_WHAT THE TASK REQUIRES_: Retype the material in full, keeping every word the same.

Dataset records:
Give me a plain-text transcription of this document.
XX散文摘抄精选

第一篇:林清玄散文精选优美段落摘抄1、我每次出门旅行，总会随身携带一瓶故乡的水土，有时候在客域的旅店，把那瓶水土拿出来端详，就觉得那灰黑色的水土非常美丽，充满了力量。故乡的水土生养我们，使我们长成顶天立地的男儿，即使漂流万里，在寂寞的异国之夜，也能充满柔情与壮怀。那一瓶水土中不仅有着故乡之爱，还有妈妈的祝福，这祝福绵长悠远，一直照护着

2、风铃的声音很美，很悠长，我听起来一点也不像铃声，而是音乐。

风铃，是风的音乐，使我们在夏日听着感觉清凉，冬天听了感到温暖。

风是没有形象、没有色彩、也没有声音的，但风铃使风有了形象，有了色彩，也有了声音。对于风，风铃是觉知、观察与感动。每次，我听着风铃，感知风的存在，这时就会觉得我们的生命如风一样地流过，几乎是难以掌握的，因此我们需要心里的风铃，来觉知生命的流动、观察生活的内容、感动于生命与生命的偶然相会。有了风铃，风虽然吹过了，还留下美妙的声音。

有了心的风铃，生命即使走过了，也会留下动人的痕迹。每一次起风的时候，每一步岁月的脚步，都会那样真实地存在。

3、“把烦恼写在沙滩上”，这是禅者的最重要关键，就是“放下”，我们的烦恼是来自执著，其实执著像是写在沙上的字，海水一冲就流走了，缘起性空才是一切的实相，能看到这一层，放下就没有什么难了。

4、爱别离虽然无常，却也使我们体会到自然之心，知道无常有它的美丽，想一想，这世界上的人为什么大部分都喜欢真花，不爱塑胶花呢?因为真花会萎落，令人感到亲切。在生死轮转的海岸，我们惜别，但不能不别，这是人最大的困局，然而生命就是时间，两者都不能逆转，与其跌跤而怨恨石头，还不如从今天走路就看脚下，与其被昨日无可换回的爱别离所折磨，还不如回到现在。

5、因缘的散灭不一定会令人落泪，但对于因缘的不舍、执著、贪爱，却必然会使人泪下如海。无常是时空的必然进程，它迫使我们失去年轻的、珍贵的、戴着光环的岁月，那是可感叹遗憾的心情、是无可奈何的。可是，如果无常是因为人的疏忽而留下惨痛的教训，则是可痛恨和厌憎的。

_OUTPUT FOR THIS TASK_:
Give me a plain-text transcription of this document.
XX散文摘抄精选

第一篇:林清玄散文精选优美段落摘抄1、我每次出门旅行，总会随身携带一瓶故乡的水土，有时候在客域的旅店，把那瓶水土拿出来端详，就觉得那灰黑色的水土非常美丽，充满了力量。故乡的水土生养我们，使我们长成顶天立地的男儿，即使漂流万里，在寂寞的异国之夜，也能充满柔情与壮怀。那一瓶水土中不仅有着故乡之爱，还有妈妈的祝福，这祝福绵长悠远，一直照护着

2、风铃的声音很美，很悠长，我听起来一点也不像铃声，而是音乐。

风铃，是风的音乐，使我们在夏日听着感觉清凉，冬天听了感到温暖。

风是没有形象、没有色彩、也没有声音的，但风铃使风有了形象，有了色彩，也有了声音。对于风，风铃是觉知、观察与感动。每次，我听着风铃，感知风的存在，这时就会觉得我们的生命如风一样地流过，几乎是难以掌握的，因此我们需要心里的风铃，来觉知生命的流动、观察生活的内容、感动于生命与生命的偶然相会。有了风铃，风虽然吹过了，还留下美妙的声音。

有了心的风铃，生命即使走过了，也会留下动人的痕迹。每一次起风的时候，每一步岁月的脚步，都会那样真实地存在。

3、“把烦恼写在沙滩上”，这是禅者的最重要关键，就是“放下”，我们的烦恼是来自执著，其实执著像是写在沙上的字，海水一冲就流走了，缘起性空才是一切的实相，能看到这一层，放下就没有什么难了。

4、爱别离虽然无常，却也使我们体会到自然之心，知道无常有它的美丽，想一想，这世界上的人为什么大部分都喜欢真花，不爱塑胶花呢?因为真花会萎落，令人感到亲切。在生死轮转的海岸，我们惜别，但不能不别，这是人最大的困局，然而生命就是时间，两者都不能逆转，与其跌跤而怨恨石头，还不如从今天走路就看脚下，与其被昨日无可换回的爱别离所折磨，还不如回到现在。

5、因缘的散灭不一定会令人落泪，但对于因缘的不舍、执著、贪爱，却必然会使人泪下如海。无常是时空的必然进程，它迫使我们失去年轻的、珍贵的、戴着光环的岁月，那是可感叹遗憾的心情、是无可奈何的。可是，如果无常是因为人的疏忽而留下惨痛的教训，则是可痛恨和厌憎的。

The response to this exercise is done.